## PROBLEM DESCRIPTION
Set down the whole listing verbatim.

[Stored records]
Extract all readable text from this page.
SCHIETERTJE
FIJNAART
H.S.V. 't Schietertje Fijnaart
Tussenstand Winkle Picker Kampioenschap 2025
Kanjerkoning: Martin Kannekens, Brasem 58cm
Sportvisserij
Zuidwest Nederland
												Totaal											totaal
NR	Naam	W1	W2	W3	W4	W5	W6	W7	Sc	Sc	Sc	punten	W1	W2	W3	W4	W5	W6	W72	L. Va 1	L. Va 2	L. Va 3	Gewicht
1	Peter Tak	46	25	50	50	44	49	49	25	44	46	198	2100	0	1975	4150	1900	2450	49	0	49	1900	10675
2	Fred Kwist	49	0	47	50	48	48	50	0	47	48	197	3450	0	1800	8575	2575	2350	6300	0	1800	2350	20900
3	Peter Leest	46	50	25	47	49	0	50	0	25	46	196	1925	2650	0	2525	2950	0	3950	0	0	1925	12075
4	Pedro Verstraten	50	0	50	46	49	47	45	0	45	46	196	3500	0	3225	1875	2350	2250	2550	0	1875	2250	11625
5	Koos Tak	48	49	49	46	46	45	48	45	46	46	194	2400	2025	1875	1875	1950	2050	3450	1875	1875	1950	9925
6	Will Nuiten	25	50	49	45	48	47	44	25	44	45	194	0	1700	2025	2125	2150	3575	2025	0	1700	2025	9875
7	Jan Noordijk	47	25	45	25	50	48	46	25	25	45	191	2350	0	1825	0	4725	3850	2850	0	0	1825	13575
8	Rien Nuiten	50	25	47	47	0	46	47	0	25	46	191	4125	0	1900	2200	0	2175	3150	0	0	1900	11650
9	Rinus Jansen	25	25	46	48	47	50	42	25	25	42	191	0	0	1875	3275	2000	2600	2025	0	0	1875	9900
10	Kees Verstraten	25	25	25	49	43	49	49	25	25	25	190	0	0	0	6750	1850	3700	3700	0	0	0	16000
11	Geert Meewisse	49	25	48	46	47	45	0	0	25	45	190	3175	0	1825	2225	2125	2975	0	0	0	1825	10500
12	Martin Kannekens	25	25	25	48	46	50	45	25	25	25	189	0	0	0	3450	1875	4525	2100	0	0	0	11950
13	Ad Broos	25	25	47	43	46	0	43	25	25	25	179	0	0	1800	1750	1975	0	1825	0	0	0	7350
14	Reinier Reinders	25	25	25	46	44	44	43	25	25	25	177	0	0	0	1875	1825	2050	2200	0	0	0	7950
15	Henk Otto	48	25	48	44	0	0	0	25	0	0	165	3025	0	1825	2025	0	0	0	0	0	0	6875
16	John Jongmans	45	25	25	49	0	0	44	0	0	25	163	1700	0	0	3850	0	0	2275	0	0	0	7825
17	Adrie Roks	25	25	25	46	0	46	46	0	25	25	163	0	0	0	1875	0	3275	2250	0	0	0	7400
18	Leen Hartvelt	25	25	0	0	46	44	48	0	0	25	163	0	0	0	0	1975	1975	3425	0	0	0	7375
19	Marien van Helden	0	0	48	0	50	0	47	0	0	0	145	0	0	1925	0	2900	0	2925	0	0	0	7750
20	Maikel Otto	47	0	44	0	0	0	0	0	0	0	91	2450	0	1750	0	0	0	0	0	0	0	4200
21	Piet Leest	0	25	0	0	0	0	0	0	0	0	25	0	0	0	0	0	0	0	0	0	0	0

## COMPLETED EXERCISE
Extract all readable text from this page.
SCHIETERTJE
FIJNAART
H.S.V. 't Schietertje Fijnaart
Tussenstand Winkle Picker Kampioenschap 2025
Kanjerkoning: Martin Kannekens, Brasem 58cm
Sportvisserij
Zuidwest Nederland
												Totaal											totaal
NR	Naam	W1	W2	W3	W4	W5	W6	W7	Sc	Sc	Sc	punten	W1	W2	W3	W4	W5	W6	W72	L. Va 1	L. Va 2	L. Va 3	Gewicht
1	Peter Tak	46	25	50	50	44	49	49	25	44	46	198	2100	0	1975	4150	1900	2450	49	0	49	1900	10675
2	Fred Kwist	49	0	47	50	48	48	50	0	47	48	197	3450	0	1800	8575	2575	2350	6300	0	1800	2350	20900
3	Peter Leest	46	50	25	47	49	0	50	0	25	46	196	1925	2650	0	2525	2950	0	3950	0	0	1925	12075
4	Pedro Verstraten	50	0	50	46	49	47	45	0	45	46	196	3500	0	3225	1875	2350	2250	2550	0	1875	2250	11625
5	Koos Tak	48	49	49	46	46	45	48	45	46	46	194	2400	2025	1875	1875	1950	2050	3450	1875	1875	1950	9925
6	Will Nuiten	25	50	49	45	48	47	44	25	44	45	194	0	1700	2025	2125	2150	3575	2025	0	1700	2025	9875
7	Jan Noordijk	47	25	45	25	50	48	46	25	25	45	191	2350	0	1825	0	4725	3850	2850	0	0	1825	13575
8	Rien Nuiten	50	25	47	47	0	46	47	0	25	46	191	4125	0	1900	2200	0	2175	3150	0	0	1900	11650
9	Rinus Jansen	25	25	46	48	47	50	42	25	25	42	191	0	0	1875	3275	2000	2600	2025	0	0	1875	9900
10	Kees Verstraten	25	25	25	49	43	49	49	25	25	25	190	0	0	0	6750	1850	3700	3700	0	0	0	16000
11	Geert Meewisse	49	25	48	46	47	45	0	0	25	45	190	3175	0	1825	2225	2125	2975	0	0	0	1825	10500
12	Martin Kannekens	25	25	25	48	46	50	45	25	25	25	189	0	0	0	3450	1875	4525	2100	0	0	0	11950
13	Ad Broos	25	25	47	43	46	0	43	25	25	25	179	0	0	1800	1750	1975	0	1825	0	0	0	7350
14	Reinier Reinders	25	25	25	46	44	44	43	25	25	25	177	0	0	0	1875	1825	2050	2200	0	0	0	7950
15	Henk Otto	48	25	48	44	0	0	0	25	0	0	165	3025	0	1825	2025	0	0	0	0	0	0	6875
16	John Jongmans	45	25	25	49	0	0	44	0	0	25	163	1700	0	0	3850	0	0	2275	0	0	0	7825
17	Adrie Roks	25	25	25	46	0	46	46	0	25	25	163	0	0	0	1875	0	3275	2250	0	0	0	7400
18	Leen Hartvelt	25	25	0	0	46	44	48	0	0	25	163	0	0	0	0	1975	1975	3425	0	0	0	7375
19	Marien van Helden	0	0	48	0	50	0	47	0	0	0	145	0	0	1925	0	2900	0	2925	0	0	0	7750
20	Maikel Otto	47	0	44	0	0	0	0	0	0	0	91	2450	0	1750	0	0	0	0	0	0	0	4200
21	Piet Leest	0	25	0	0	0	0	0	0	0	0	25	0	0	0	0	0	0	0	0	0	0	0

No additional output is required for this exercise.